Word for word, set down the records and skip each picture.
## start
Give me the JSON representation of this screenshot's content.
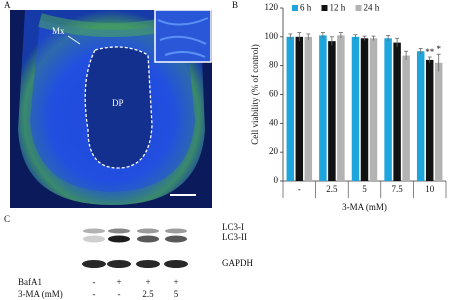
{
  "chart_data": {
    "type": "bar",
    "y_label": "Cell viability (% of control)",
    "x_label": "3-MA (mM)",
    "categories": [
      "-",
      "2.5",
      "5",
      "7.5",
      "10"
    ],
    "series": [
      {
        "name": "6 h",
        "color": "#1ea6dc",
        "values": [
          100,
          101,
          100,
          99,
          90
        ],
        "errors": [
          2,
          2,
          1.5,
          2,
          2
        ]
      },
      {
        "name": "12 h",
        "color": "#111111",
        "values": [
          100,
          97,
          99,
          96,
          84
        ],
        "errors": [
          3,
          3,
          1.5,
          3,
          2
        ]
      },
      {
        "name": "24 h",
        "color": "#b3b3b3",
        "values": [
          100,
          101,
          99,
          87,
          82
        ],
        "errors": [
          2,
          2,
          1.5,
          3,
          6
        ]
      }
    ],
    "ylim": [
      0,
      120
    ],
    "yticks": [
      0,
      20,
      40,
      60,
      80,
      100,
      120
    ],
    "legend": "top",
    "annotations": [
      "**",
      "*"
    ]
  },
  "panel_labels": [
    "A",
    "B",
    "C"
  ],
  "image_labels": [
    "Mx",
    "DP"
  ],
  "blot": {
    "bands": [
      "LC3-I",
      "LC3-II",
      "GAPDH"
    ],
    "rows": [
      {
        "name": "BafA1",
        "cells": [
          "-",
          "+",
          "+",
          "+"
        ]
      },
      {
        "name": "3-MA (mM)",
        "cells": [
          "-",
          "-",
          "2.5",
          "5"
        ]
      }
    ]
  }
}
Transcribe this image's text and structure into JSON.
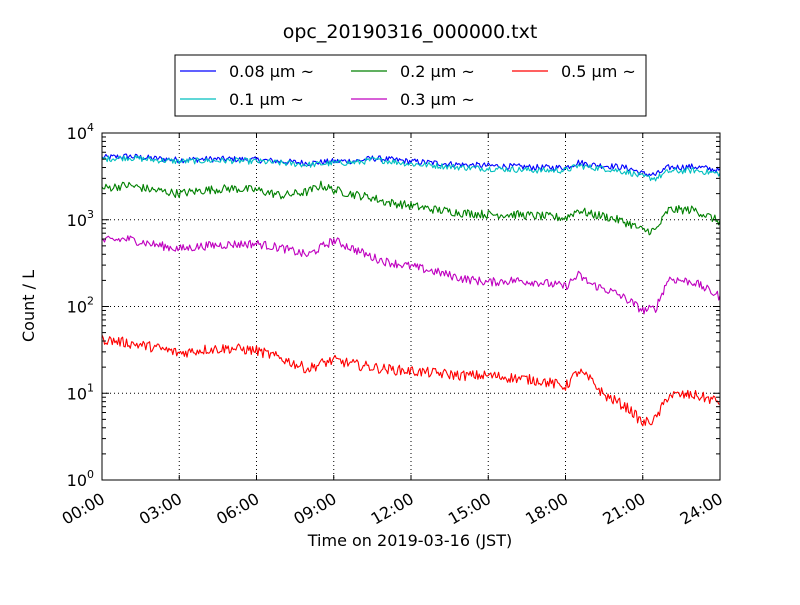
{
  "chart_data": {
    "type": "line",
    "title": "opc_20190316_000000.txt",
    "xlabel": "Time on 2019-03-16 (JST)",
    "ylabel": "Count / L",
    "x_unit": "hours since 00:00",
    "xlim": [
      0,
      24
    ],
    "ylim": [
      1,
      10000
    ],
    "yscale": "log",
    "grid": true,
    "legend_position": "top, above plot",
    "x_tick_labels": [
      "00:00",
      "03:00",
      "06:00",
      "09:00",
      "12:00",
      "15:00",
      "18:00",
      "21:00",
      "24:00"
    ],
    "y_tick_labels": [
      {
        "base": "10",
        "exp": "0"
      },
      {
        "base": "10",
        "exp": "1"
      },
      {
        "base": "10",
        "exp": "2"
      },
      {
        "base": "10",
        "exp": "3"
      },
      {
        "base": "10",
        "exp": "4"
      }
    ],
    "x": [
      0,
      1,
      2,
      3,
      4,
      5,
      6,
      7,
      8,
      8.5,
      9,
      10,
      10.5,
      11,
      12,
      13,
      14,
      15,
      16,
      17,
      18,
      18.5,
      19,
      19.5,
      20,
      20.5,
      21,
      21.5,
      22,
      23,
      24
    ],
    "series": [
      {
        "name": "0.08 μm ~",
        "color": "#0000ff",
        "values": [
          5200,
          5400,
          5100,
          4900,
          5000,
          5000,
          4900,
          4700,
          4500,
          4600,
          4700,
          4800,
          5100,
          5000,
          4700,
          4500,
          4300,
          4200,
          4100,
          4000,
          4000,
          4600,
          4300,
          4200,
          4100,
          3900,
          3400,
          3300,
          4000,
          4100,
          3700
        ]
      },
      {
        "name": "0.1 μm ~",
        "color": "#00bfbf",
        "values": [
          5000,
          5200,
          4900,
          4700,
          4800,
          4800,
          4700,
          4500,
          4300,
          4400,
          4500,
          4600,
          4900,
          4800,
          4400,
          4200,
          4000,
          3900,
          3800,
          3700,
          3700,
          4200,
          4000,
          3900,
          3700,
          3500,
          3100,
          3000,
          3600,
          3700,
          3400
        ]
      },
      {
        "name": "0.2 μm ~",
        "color": "#008000",
        "values": [
          2300,
          2500,
          2200,
          2000,
          2200,
          2300,
          2200,
          1900,
          2100,
          2500,
          2200,
          1900,
          1800,
          1600,
          1450,
          1300,
          1200,
          1150,
          1150,
          1100,
          1050,
          1300,
          1150,
          1100,
          1000,
          900,
          750,
          750,
          1300,
          1300,
          950
        ]
      },
      {
        "name": "0.3 μm ~",
        "color": "#bf00bf",
        "values": [
          570,
          600,
          520,
          460,
          500,
          520,
          530,
          470,
          390,
          480,
          580,
          430,
          370,
          330,
          290,
          250,
          210,
          190,
          200,
          190,
          170,
          230,
          180,
          160,
          140,
          115,
          90,
          95,
          210,
          190,
          130
        ]
      },
      {
        "name": "0.5 μm ~",
        "color": "#ff0000",
        "values": [
          42,
          38,
          34,
          29,
          32,
          33,
          31,
          25,
          19,
          22,
          24,
          21,
          20,
          19,
          18,
          17,
          16,
          16,
          15,
          14,
          12,
          18,
          14,
          9.5,
          8,
          6.5,
          4.5,
          5,
          9.5,
          9.5,
          8
        ]
      }
    ]
  }
}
## end
**Exercise output**.
Give me the JSON representation of this screenshot's content.
{
  "chart_data": {
    "type": "bar",
    "y_label": "Cell viability (% of control)",
    "x_label": "3-MA (mM)",
    "categories": [
      "-",
      "2.5",
      "5",
      "7.5",
      "10"
    ],
    "series": [
      {
        "name": "6 h",
        "color": "#1ea6dc",
        "values": [
          100,
          101,
          100,
          99,
          90
        ],
        "errors": [
          2,
          2,
          1.5,
          2,
          2
        ]
      },
      {
        "name": "12 h",
        "color": "#111111",
        "values": [
          100,
          97,
          99,
          96,
          84
        ],
        "errors": [
          3,
          3,
          1.5,
          3,
          2
        ]
      },
      {
        "name": "24 h",
        "color": "#b3b3b3",
        "values": [
          100,
          101,
          99,
          87,
          82
        ],
        "errors": [
          2,
          2,
          1.5,
          3,
          6
        ]
      }
    ],
    "ylim": [
      0,
      120
    ],
    "yticks": [
      0,
      20,
      40,
      60,
      80,
      100,
      120
    ],
    "legend": "top",
    "annotations": [
      "**",
      "*"
    ]
  },
  "panel_labels": [
    "A",
    "B",
    "C"
  ],
  "image_labels": [
    "Mx",
    "DP"
  ],
  "blot": {
    "bands": [
      "LC3-I",
      "LC3-II",
      "GAPDH"
    ],
    "rows": [
      {
        "name": "BafA1",
        "cells": [
          "-",
          "+",
          "+",
          "+"
        ]
      },
      {
        "name": "3-MA (mM)",
        "cells": [
          "-",
          "-",
          "2.5",
          "5"
        ]
      }
    ]
  }
}
Transcribe this image's text and structure into JSON.
{
  "chart_data": {
    "type": "line",
    "title": "opc_20190316_000000.txt",
    "xlabel": "Time on 2019-03-16 (JST)",
    "ylabel": "Count / L",
    "x_unit": "hours since 00:00",
    "xlim": [
      0,
      24
    ],
    "ylim": [
      1,
      10000
    ],
    "yscale": "log",
    "grid": true,
    "legend_position": "top, above plot",
    "x_tick_labels": [
      "00:00",
      "03:00",
      "06:00",
      "09:00",
      "12:00",
      "15:00",
      "18:00",
      "21:00",
      "24:00"
    ],
    "y_tick_labels": [
      {
        "base": "10",
        "exp": "0"
      },
      {
        "base": "10",
        "exp": "1"
      },
      {
        "base": "10",
        "exp": "2"
      },
      {
        "base": "10",
        "exp": "3"
      },
      {
        "base": "10",
        "exp": "4"
      }
    ],
    "x": [
      0,
      1,
      2,
      3,
      4,
      5,
      6,
      7,
      8,
      8.5,
      9,
      10,
      10.5,
      11,
      12,
      13,
      14,
      15,
      16,
      17,
      18,
      18.5,
      19,
      19.5,
      20,
      20.5,
      21,
      21.5,
      22,
      23,
      24
    ],
    "series": [
      {
        "name": "0.08 μm ~",
        "color": "#0000ff",
        "values": [
          5200,
          5400,
          5100,
          4900,
          5000,
          5000,
          4900,
          4700,
          4500,
          4600,
          4700,
          4800,
          5100,
          5000,
          4700,
          4500,
          4300,
          4200,
          4100,
          4000,
          4000,
          4600,
          4300,
          4200,
          4100,
          3900,
          3400,
          3300,
          4000,
          4100,
          3700
        ]
      },
      {
        "name": "0.1 μm ~",
        "color": "#00bfbf",
        "values": [
          5000,
          5200,
          4900,
          4700,
          4800,
          4800,
          4700,
          4500,
          4300,
          4400,
          4500,
          4600,
          4900,
          4800,
          4400,
          4200,
          4000,
          3900,
          3800,
          3700,
          3700,
          4200,
          4000,
          3900,
          3700,
          3500,
          3100,
          3000,
          3600,
          3700,
          3400
        ]
      },
      {
        "name": "0.2 μm ~",
        "color": "#008000",
        "values": [
          2300,
          2500,
          2200,
          2000,
          2200,
          2300,
          2200,
          1900,
          2100,
          2500,
          2200,
          1900,
          1800,
          1600,
          1450,
          1300,
          1200,
          1150,
          1150,
          1100,
          1050,
          1300,
          1150,
          1100,
          1000,
          900,
          750,
          750,
          1300,
          1300,
          950
        ]
      },
      {
        "name": "0.3 μm ~",
        "color": "#bf00bf",
        "values": [
          570,
          600,
          520,
          460,
          500,
          520,
          530,
          470,
          390,
          480,
          580,
          430,
          370,
          330,
          290,
          250,
          210,
          190,
          200,
          190,
          170,
          230,
          180,
          160,
          140,
          115,
          90,
          95,
          210,
          190,
          130
        ]
      },
      {
        "name": "0.5 μm ~",
        "color": "#ff0000",
        "values": [
          42,
          38,
          34,
          29,
          32,
          33,
          31,
          25,
          19,
          22,
          24,
          21,
          20,
          19,
          18,
          17,
          16,
          16,
          15,
          14,
          12,
          18,
          14,
          9.5,
          8,
          6.5,
          4.5,
          5,
          9.5,
          9.5,
          8
        ]
      }
    ]
  }
}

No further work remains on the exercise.